> EXERCISE REQUIREMENTS: The lines from the one holding "Convert this document image to plain text." to the end of the records below, exactly as written, are the only thing to return.

Document transcript data
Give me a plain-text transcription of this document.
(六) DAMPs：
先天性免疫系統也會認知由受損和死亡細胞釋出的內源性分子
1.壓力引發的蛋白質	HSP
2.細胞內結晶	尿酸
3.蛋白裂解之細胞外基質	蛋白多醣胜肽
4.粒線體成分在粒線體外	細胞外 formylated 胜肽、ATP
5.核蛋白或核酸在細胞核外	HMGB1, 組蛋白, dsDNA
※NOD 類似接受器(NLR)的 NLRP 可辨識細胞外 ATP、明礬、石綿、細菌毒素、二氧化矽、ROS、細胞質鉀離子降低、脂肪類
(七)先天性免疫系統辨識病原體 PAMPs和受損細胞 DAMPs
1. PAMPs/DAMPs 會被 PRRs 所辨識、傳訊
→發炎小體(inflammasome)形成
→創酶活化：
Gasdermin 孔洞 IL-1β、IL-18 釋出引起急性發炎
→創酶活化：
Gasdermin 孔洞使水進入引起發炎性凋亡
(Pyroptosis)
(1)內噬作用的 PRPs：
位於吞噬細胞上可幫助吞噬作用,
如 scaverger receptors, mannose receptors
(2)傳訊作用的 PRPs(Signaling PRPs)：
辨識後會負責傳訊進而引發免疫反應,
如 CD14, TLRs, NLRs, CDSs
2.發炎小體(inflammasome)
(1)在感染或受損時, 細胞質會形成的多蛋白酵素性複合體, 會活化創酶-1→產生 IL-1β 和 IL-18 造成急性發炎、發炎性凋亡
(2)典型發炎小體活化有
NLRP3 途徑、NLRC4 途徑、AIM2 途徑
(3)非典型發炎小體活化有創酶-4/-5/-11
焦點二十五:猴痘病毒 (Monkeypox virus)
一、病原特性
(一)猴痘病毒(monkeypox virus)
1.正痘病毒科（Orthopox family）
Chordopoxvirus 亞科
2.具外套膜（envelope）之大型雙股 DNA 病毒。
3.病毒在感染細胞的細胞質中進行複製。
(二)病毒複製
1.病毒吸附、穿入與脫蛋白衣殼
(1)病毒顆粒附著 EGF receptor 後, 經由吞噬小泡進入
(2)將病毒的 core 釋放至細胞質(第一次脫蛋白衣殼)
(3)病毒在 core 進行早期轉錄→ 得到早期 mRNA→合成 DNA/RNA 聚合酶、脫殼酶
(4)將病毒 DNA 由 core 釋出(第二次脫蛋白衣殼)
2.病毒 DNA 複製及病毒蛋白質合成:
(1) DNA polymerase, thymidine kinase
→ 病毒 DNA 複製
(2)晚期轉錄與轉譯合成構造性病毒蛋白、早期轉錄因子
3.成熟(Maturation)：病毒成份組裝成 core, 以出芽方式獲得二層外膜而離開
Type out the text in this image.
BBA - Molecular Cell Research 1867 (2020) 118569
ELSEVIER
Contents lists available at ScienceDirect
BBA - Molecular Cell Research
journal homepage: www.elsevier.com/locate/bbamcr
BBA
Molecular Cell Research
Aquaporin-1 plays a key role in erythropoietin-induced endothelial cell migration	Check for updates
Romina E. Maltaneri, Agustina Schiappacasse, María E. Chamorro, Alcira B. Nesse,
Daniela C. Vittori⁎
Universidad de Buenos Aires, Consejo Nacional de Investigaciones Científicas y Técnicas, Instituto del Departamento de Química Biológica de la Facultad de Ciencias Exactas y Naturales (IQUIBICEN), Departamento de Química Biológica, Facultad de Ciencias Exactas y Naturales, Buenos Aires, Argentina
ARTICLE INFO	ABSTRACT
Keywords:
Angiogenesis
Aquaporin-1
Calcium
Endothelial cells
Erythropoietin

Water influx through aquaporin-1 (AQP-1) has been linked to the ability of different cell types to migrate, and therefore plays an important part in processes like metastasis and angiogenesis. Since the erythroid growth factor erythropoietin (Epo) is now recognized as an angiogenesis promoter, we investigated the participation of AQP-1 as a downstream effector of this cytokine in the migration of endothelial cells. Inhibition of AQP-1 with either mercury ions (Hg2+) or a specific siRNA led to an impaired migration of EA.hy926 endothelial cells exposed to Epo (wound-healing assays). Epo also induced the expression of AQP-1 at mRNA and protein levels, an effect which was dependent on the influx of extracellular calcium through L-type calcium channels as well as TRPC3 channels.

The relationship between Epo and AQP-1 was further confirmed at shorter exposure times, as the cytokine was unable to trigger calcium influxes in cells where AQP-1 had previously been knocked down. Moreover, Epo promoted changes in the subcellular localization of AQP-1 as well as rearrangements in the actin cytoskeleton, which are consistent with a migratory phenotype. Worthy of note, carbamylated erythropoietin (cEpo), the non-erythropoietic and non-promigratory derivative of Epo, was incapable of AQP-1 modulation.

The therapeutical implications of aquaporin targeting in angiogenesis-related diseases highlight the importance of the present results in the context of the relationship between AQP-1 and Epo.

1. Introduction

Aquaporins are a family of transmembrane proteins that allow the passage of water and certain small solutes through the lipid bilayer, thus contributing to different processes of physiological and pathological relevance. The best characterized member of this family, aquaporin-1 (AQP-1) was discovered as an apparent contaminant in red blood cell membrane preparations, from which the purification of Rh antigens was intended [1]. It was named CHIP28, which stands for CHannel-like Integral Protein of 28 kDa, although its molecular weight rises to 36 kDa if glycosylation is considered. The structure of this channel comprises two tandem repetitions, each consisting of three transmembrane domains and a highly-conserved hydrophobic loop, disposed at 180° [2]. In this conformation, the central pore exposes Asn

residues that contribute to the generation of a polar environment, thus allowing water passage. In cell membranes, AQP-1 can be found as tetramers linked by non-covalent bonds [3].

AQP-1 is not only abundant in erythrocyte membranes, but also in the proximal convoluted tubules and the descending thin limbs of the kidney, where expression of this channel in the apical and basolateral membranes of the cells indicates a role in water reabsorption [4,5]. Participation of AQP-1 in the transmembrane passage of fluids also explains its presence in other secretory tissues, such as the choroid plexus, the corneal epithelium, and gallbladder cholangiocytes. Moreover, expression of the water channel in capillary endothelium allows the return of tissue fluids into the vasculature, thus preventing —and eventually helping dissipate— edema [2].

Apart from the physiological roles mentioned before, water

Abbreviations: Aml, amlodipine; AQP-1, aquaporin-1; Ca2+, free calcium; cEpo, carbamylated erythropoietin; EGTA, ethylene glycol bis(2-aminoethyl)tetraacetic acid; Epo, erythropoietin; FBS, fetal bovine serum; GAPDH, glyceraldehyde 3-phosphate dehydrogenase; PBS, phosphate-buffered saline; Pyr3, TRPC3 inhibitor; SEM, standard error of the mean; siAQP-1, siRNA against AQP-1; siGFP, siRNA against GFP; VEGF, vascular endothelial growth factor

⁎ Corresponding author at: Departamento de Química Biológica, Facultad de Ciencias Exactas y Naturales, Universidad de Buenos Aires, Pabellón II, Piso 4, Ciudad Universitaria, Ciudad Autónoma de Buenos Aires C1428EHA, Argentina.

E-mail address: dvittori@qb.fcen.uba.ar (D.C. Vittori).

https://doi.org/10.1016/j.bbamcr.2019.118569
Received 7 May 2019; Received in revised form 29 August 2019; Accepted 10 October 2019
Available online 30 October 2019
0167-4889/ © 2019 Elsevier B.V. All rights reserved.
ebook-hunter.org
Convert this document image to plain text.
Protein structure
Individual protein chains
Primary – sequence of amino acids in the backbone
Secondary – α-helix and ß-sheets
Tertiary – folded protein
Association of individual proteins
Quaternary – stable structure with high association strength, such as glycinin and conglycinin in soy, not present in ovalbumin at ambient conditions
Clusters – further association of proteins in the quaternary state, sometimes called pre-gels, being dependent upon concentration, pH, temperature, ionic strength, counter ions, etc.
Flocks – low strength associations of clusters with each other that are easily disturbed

> WRITTEN RESPONSE:
Convert this document image to plain text.
Protein structure
Individual protein chains
Primary – sequence of amino acids in the backbone
Secondary – α-helix and ß-sheets
Tertiary – folded protein
Association of individual proteins
Quaternary – stable structure with high association strength, such as glycinin and conglycinin in soy, not present in ovalbumin at ambient conditions
Clusters – further association of proteins in the quaternary state, sometimes called pre-gels, being dependent upon concentration, pH, temperature, ionic strength, counter ions, etc.
Flocks – low strength associations of clusters with each other that are easily disturbed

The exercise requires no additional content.